Data for processing:
┌──

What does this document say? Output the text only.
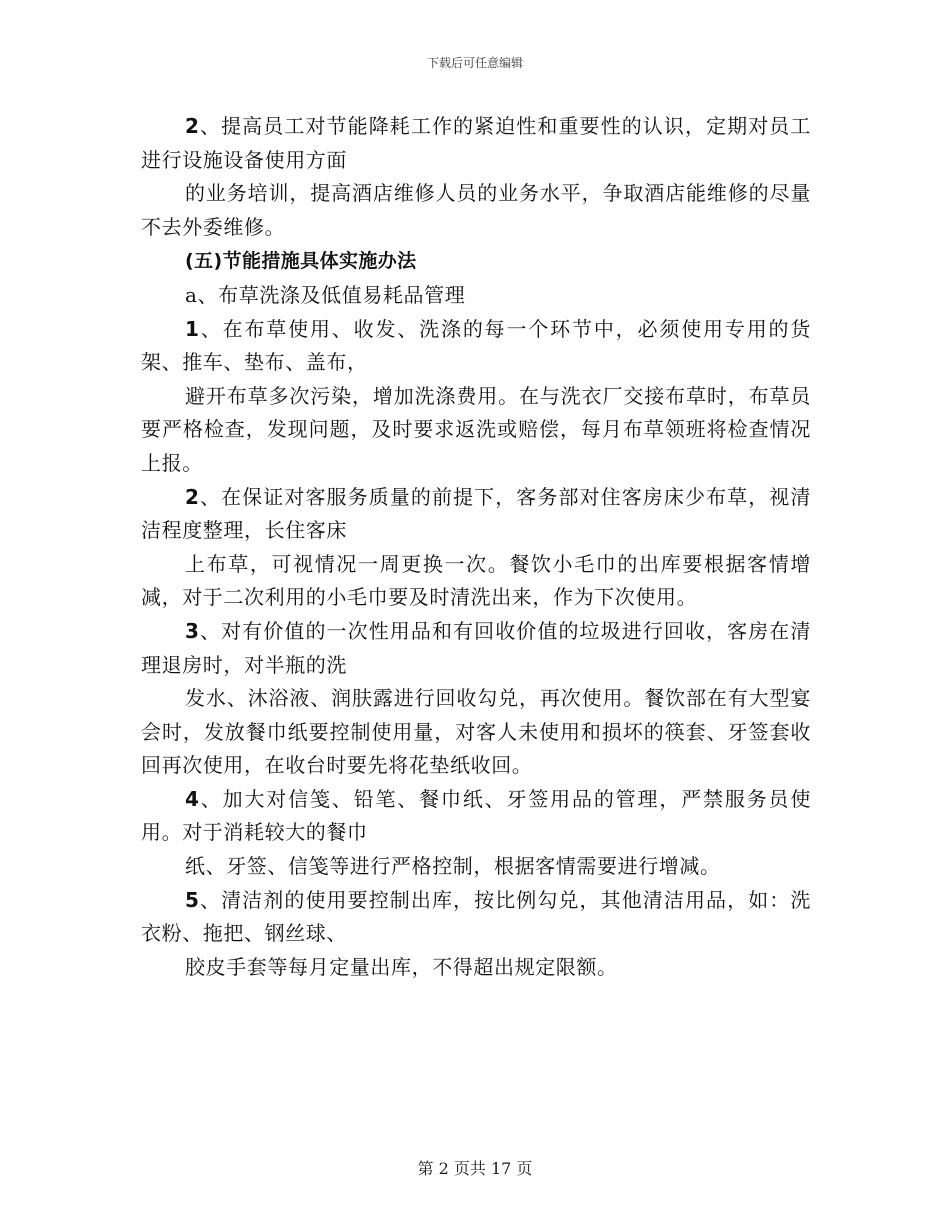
下载后可任意编辑

2、提高员工对节能降耗工作的紧迫性和重要性的认识，定期对员工进行设施设备使用方面

的业务培训，提高酒店维修人员的业务水平，争取酒店能维修的尽量不去外委维修。

(五)节能措施具体实施办法

a、布草洗涤及低值易耗品管理

1、在布草使用、收发、洗涤的每一个环节中，必须使用专用的货架、推车、垫布、盖布，

避开布草多次污染，增加洗涤费用。在与洗衣厂交接布草时，布草员要严格检查，发现问题，及时要求返洗或赔偿，每月布草领班将检查情况上报。

2、在保证对客服务质量的前提下，客务部对住客房床少布草，视清洁程度整理，长住客床

上布草，可视情况一周更换一次。餐饮小毛巾的出库要根据客情增减，对于二次利用的小毛巾要及时清洗出来，作为下次使用。

3、对有价值的一次性用品和有回收价值的垃圾进行回收，客房在清理退房时，对半瓶的洗

发水、沐浴液、润肤露进行回收勾兑，再次使用。餐饮部在有大型宴会时，发放餐巾纸要控制使用量，对客人未使用和损坏的筷套、牙签套收回再次使用，在收台时要先将花垫纸收回。

4、加大对信笺、铅笔、餐巾纸、牙签用品的管理，严禁服务员使用。对于消耗较大的餐巾

纸、牙签、信笺等进行严格控制，根据客情需要进行增减。

5、清洁剂的使用要控制出库，按比例勾兑，其他清洁用品，如：洗衣粉、拖把、钢丝球、

胶皮手套等每月定量出库，不得超出规定限额。

第 2 页共 17 页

└──

What you need to do:
The entries above are to be returned exactly, without their pictures.

Full answer:
What does this document say? Output the text only.
下载后可任意编辑

2、提高员工对节能降耗工作的紧迫性和重要性的认识，定期对员工进行设施设备使用方面

的业务培训，提高酒店维修人员的业务水平，争取酒店能维修的尽量不去外委维修。

(五)节能措施具体实施办法

a、布草洗涤及低值易耗品管理

1、在布草使用、收发、洗涤的每一个环节中，必须使用专用的货架、推车、垫布、盖布，

避开布草多次污染，增加洗涤费用。在与洗衣厂交接布草时，布草员要严格检查，发现问题，及时要求返洗或赔偿，每月布草领班将检查情况上报。

2、在保证对客服务质量的前提下，客务部对住客房床少布草，视清洁程度整理，长住客床

上布草，可视情况一周更换一次。餐饮小毛巾的出库要根据客情增减，对于二次利用的小毛巾要及时清洗出来，作为下次使用。

3、对有价值的一次性用品和有回收价值的垃圾进行回收，客房在清理退房时，对半瓶的洗

发水、沐浴液、润肤露进行回收勾兑，再次使用。餐饮部在有大型宴会时，发放餐巾纸要控制使用量，对客人未使用和损坏的筷套、牙签套收回再次使用，在收台时要先将花垫纸收回。

4、加大对信笺、铅笔、餐巾纸、牙签用品的管理，严禁服务员使用。对于消耗较大的餐巾

纸、牙签、信笺等进行严格控制，根据客情需要进行增减。

5、清洁剂的使用要控制出库，按比例勾兑，其他清洁用品，如：洗衣粉、拖把、钢丝球、

胶皮手套等每月定量出库，不得超出规定限额。

第 2 页共 17 页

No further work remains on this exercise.